--- Records to process ---
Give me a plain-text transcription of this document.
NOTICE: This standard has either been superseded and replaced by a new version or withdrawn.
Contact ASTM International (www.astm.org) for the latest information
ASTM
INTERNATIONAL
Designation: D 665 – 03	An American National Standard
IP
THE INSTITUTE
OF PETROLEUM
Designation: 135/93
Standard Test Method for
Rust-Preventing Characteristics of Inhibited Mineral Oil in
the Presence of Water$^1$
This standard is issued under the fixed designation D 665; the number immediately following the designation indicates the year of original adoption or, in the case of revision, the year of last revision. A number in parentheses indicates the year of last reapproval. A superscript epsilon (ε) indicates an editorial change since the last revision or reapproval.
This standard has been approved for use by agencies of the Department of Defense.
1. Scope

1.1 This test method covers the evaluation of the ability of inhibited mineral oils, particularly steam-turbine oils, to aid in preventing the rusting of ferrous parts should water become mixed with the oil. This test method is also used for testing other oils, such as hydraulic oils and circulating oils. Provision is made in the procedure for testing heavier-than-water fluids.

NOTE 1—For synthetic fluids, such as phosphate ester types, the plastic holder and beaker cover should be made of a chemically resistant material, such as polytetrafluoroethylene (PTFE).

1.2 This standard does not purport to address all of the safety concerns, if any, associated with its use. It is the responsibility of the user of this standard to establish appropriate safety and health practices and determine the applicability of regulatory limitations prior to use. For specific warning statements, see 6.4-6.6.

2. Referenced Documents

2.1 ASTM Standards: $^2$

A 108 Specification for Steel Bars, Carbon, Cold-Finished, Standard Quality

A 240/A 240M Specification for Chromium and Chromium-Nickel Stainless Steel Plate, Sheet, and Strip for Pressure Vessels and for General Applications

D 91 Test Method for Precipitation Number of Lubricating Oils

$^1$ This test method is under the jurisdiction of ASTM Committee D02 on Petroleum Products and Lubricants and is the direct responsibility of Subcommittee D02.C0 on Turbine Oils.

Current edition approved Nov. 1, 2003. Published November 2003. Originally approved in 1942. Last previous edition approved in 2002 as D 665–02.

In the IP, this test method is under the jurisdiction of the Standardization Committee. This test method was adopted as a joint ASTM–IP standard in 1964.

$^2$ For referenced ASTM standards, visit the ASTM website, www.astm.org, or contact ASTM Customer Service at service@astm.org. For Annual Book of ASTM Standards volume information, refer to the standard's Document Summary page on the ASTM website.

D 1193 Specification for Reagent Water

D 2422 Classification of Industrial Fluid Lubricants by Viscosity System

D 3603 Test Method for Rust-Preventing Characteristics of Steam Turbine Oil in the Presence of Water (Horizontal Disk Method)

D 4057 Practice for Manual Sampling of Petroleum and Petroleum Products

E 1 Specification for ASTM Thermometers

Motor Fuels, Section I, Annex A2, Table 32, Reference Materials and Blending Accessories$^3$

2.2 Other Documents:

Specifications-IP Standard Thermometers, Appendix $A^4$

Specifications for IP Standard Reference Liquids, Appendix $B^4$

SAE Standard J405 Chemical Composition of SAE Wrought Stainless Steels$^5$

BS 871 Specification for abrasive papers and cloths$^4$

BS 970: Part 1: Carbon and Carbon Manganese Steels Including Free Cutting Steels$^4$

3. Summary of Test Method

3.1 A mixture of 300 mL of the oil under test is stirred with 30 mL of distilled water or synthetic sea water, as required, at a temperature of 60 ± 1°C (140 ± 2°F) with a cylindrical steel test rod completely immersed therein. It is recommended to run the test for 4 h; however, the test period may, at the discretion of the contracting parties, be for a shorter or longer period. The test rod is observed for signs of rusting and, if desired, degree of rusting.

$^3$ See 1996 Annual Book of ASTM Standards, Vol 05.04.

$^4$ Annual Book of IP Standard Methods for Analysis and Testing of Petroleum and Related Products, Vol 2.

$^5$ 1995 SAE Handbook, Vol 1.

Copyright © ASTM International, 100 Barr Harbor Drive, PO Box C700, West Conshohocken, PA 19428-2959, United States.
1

--- Task prompt ---
Pick out each line containing the string "Appendix" and copy it.

--- Task output ---
Specifications-IP Standard Thermometers, Appendix $A^4$
Specifications for IP Standard Reference Liquids, Appendix $B^4$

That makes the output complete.